### EXERCISE DIRECTIONS
Below is a block of records; repeat all of them exactly.

### DATASET EXTRACT
# # # # #

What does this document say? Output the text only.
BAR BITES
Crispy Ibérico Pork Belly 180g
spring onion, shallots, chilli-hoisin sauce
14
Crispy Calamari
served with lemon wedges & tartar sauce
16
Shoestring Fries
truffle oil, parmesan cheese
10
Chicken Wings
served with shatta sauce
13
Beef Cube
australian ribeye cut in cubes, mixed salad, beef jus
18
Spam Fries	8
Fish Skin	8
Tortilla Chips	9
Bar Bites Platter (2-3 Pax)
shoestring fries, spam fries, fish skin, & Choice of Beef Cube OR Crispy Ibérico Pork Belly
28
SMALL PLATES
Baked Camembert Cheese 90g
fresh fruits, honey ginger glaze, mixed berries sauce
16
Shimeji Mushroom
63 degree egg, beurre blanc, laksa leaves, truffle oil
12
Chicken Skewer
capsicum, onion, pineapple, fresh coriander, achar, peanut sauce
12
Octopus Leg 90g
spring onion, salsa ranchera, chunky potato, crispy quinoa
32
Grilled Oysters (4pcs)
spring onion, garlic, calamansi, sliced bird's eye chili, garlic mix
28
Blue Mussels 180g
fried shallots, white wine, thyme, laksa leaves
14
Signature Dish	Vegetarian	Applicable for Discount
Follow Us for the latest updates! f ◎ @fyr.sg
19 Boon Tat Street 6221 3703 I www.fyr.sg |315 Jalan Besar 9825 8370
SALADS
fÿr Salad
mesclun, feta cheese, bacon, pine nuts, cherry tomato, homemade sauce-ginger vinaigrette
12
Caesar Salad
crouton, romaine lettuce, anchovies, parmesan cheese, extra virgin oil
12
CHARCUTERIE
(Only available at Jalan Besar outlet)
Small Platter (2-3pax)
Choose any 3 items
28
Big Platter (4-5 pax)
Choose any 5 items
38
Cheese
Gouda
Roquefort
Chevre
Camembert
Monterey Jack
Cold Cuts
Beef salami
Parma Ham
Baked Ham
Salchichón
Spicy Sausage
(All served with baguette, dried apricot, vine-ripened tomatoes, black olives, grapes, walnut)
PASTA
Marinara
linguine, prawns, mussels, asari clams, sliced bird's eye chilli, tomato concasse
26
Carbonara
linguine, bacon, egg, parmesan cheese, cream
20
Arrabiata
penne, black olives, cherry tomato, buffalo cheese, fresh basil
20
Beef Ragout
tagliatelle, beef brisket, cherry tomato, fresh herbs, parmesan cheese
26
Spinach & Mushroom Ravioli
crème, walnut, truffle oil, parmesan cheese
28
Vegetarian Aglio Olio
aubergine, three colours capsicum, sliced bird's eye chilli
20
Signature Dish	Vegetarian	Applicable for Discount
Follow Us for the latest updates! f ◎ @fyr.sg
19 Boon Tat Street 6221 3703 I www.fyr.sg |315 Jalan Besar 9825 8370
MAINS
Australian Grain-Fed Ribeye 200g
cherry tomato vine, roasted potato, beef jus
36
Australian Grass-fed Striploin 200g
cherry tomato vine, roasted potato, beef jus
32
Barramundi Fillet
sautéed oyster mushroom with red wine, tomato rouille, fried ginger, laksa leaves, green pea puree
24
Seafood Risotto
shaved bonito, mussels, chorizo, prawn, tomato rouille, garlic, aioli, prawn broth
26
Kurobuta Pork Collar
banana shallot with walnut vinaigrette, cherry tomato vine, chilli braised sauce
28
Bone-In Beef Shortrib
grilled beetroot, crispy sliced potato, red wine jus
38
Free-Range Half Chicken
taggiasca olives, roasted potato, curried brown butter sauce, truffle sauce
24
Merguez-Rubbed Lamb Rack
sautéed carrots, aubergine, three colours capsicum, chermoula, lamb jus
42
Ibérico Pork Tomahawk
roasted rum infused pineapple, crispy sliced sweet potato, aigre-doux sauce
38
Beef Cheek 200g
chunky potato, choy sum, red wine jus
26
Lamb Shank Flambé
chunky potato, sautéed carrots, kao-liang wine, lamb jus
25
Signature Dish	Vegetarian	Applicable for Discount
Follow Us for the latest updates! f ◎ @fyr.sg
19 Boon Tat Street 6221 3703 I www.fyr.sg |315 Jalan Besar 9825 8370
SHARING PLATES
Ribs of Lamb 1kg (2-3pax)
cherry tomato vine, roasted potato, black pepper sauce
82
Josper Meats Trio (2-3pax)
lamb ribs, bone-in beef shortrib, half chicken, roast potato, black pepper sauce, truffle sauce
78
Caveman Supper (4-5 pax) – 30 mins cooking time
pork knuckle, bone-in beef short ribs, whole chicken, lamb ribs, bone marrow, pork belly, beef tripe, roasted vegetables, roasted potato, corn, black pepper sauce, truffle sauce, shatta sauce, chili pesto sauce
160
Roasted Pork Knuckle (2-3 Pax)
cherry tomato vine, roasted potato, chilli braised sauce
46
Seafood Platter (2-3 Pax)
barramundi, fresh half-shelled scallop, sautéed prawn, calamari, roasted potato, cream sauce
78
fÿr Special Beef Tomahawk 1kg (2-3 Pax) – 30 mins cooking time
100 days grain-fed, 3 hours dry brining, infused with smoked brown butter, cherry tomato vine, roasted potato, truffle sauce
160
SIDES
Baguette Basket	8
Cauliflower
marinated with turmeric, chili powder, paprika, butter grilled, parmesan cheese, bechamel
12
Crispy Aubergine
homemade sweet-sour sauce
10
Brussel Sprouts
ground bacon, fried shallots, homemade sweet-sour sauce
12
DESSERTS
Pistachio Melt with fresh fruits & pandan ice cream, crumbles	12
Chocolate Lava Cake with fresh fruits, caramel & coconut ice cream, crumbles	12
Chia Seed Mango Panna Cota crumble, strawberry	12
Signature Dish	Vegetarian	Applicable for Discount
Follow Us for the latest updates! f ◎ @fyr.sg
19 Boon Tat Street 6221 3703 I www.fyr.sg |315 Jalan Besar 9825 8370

# # # # #

### THE COMPLETED TASK
What does this document say? Output the text only.
BAR BITES
Crispy Ibérico Pork Belly 180g
spring onion, shallots, chilli-hoisin sauce
14
Crispy Calamari
served with lemon wedges & tartar sauce
16
Shoestring Fries
truffle oil, parmesan cheese
10
Chicken Wings
served with shatta sauce
13
Beef Cube
australian ribeye cut in cubes, mixed salad, beef jus
18
Spam Fries	8
Fish Skin	8
Tortilla Chips	9
Bar Bites Platter (2-3 Pax)
shoestring fries, spam fries, fish skin, & Choice of Beef Cube OR Crispy Ibérico Pork Belly
28
SMALL PLATES
Baked Camembert Cheese 90g
fresh fruits, honey ginger glaze, mixed berries sauce
16
Shimeji Mushroom
63 degree egg, beurre blanc, laksa leaves, truffle oil
12
Chicken Skewer
capsicum, onion, pineapple, fresh coriander, achar, peanut sauce
12
Octopus Leg 90g
spring onion, salsa ranchera, chunky potato, crispy quinoa
32
Grilled Oysters (4pcs)
spring onion, garlic, calamansi, sliced bird's eye chili, garlic mix
28
Blue Mussels 180g
fried shallots, white wine, thyme, laksa leaves
14
Signature Dish	Vegetarian	Applicable for Discount
Follow Us for the latest updates! f ◎ @fyr.sg
19 Boon Tat Street 6221 3703 I www.fyr.sg |315 Jalan Besar 9825 8370
SALADS
fÿr Salad
mesclun, feta cheese, bacon, pine nuts, cherry tomato, homemade sauce-ginger vinaigrette
12
Caesar Salad
crouton, romaine lettuce, anchovies, parmesan cheese, extra virgin oil
12
CHARCUTERIE
(Only available at Jalan Besar outlet)
Small Platter (2-3pax)
Choose any 3 items
28
Big Platter (4-5 pax)
Choose any 5 items
38
Cheese
Gouda
Roquefort
Chevre
Camembert
Monterey Jack
Cold Cuts
Beef salami
Parma Ham
Baked Ham
Salchichón
Spicy Sausage
(All served with baguette, dried apricot, vine-ripened tomatoes, black olives, grapes, walnut)
PASTA
Marinara
linguine, prawns, mussels, asari clams, sliced bird's eye chilli, tomato concasse
26
Carbonara
linguine, bacon, egg, parmesan cheese, cream
20
Arrabiata
penne, black olives, cherry tomato, buffalo cheese, fresh basil
20
Beef Ragout
tagliatelle, beef brisket, cherry tomato, fresh herbs, parmesan cheese
26
Spinach & Mushroom Ravioli
crème, walnut, truffle oil, parmesan cheese
28
Vegetarian Aglio Olio
aubergine, three colours capsicum, sliced bird's eye chilli
20
Signature Dish	Vegetarian	Applicable for Discount
Follow Us for the latest updates! f ◎ @fyr.sg
19 Boon Tat Street 6221 3703 I www.fyr.sg |315 Jalan Besar 9825 8370
MAINS
Australian Grain-Fed Ribeye 200g
cherry tomato vine, roasted potato, beef jus
36
Australian Grass-fed Striploin 200g
cherry tomato vine, roasted potato, beef jus
32
Barramundi Fillet
sautéed oyster mushroom with red wine, tomato rouille, fried ginger, laksa leaves, green pea puree
24
Seafood Risotto
shaved bonito, mussels, chorizo, prawn, tomato rouille, garlic, aioli, prawn broth
26
Kurobuta Pork Collar
banana shallot with walnut vinaigrette, cherry tomato vine, chilli braised sauce
28
Bone-In Beef Shortrib
grilled beetroot, crispy sliced potato, red wine jus
38
Free-Range Half Chicken
taggiasca olives, roasted potato, curried brown butter sauce, truffle sauce
24
Merguez-Rubbed Lamb Rack
sautéed carrots, aubergine, three colours capsicum, chermoula, lamb jus
42
Ibérico Pork Tomahawk
roasted rum infused pineapple, crispy sliced sweet potato, aigre-doux sauce
38
Beef Cheek 200g
chunky potato, choy sum, red wine jus
26
Lamb Shank Flambé
chunky potato, sautéed carrots, kao-liang wine, lamb jus
25
Signature Dish	Vegetarian	Applicable for Discount
Follow Us for the latest updates! f ◎ @fyr.sg
19 Boon Tat Street 6221 3703 I www.fyr.sg |315 Jalan Besar 9825 8370
SHARING PLATES
Ribs of Lamb 1kg (2-3pax)
cherry tomato vine, roasted potato, black pepper sauce
82
Josper Meats Trio (2-3pax)
lamb ribs, bone-in beef shortrib, half chicken, roast potato, black pepper sauce, truffle sauce
78
Caveman Supper (4-5 pax) – 30 mins cooking time
pork knuckle, bone-in beef short ribs, whole chicken, lamb ribs, bone marrow, pork belly, beef tripe, roasted vegetables, roasted potato, corn, black pepper sauce, truffle sauce, shatta sauce, chili pesto sauce
160
Roasted Pork Knuckle (2-3 Pax)
cherry tomato vine, roasted potato, chilli braised sauce
46
Seafood Platter (2-3 Pax)
barramundi, fresh half-shelled scallop, sautéed prawn, calamari, roasted potato, cream sauce
78
fÿr Special Beef Tomahawk 1kg (2-3 Pax) – 30 mins cooking time
100 days grain-fed, 3 hours dry brining, infused with smoked brown butter, cherry tomato vine, roasted potato, truffle sauce
160
SIDES
Baguette Basket	8
Cauliflower
marinated with turmeric, chili powder, paprika, butter grilled, parmesan cheese, bechamel
12
Crispy Aubergine
homemade sweet-sour sauce
10
Brussel Sprouts
ground bacon, fried shallots, homemade sweet-sour sauce
12
DESSERTS
Pistachio Melt with fresh fruits & pandan ice cream, crumbles	12
Chocolate Lava Cake with fresh fruits, caramel & coconut ice cream, crumbles	12
Chia Seed Mango Panna Cota crumble, strawberry	12
Signature Dish	Vegetarian	Applicable for Discount
Follow Us for the latest updates! f ◎ @fyr.sg
19 Boon Tat Street 6221 3703 I www.fyr.sg |315 Jalan Besar 9825 8370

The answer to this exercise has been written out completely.